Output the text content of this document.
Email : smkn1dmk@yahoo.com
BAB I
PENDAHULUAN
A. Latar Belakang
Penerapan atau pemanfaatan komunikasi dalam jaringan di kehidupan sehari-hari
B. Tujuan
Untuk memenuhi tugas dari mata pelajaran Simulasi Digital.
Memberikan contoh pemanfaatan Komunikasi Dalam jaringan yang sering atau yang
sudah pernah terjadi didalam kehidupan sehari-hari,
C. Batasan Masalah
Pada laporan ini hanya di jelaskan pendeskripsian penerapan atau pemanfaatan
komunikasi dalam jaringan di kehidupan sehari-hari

- [WORK TO DO]: Among the entries above, identify all lines with "atau" and copy them.

- [OUTPUT FOR THIS EXERCISE]:
Penerapan atau pemanfaatan komunikasi dalam jaringan di kehidupan sehari-hari
Memberikan contoh pemanfaatan Komunikasi Dalam jaringan yang sering atau yang
Pada laporan ini hanya di jelaskan pendeskripsian penerapan atau pemanfaatan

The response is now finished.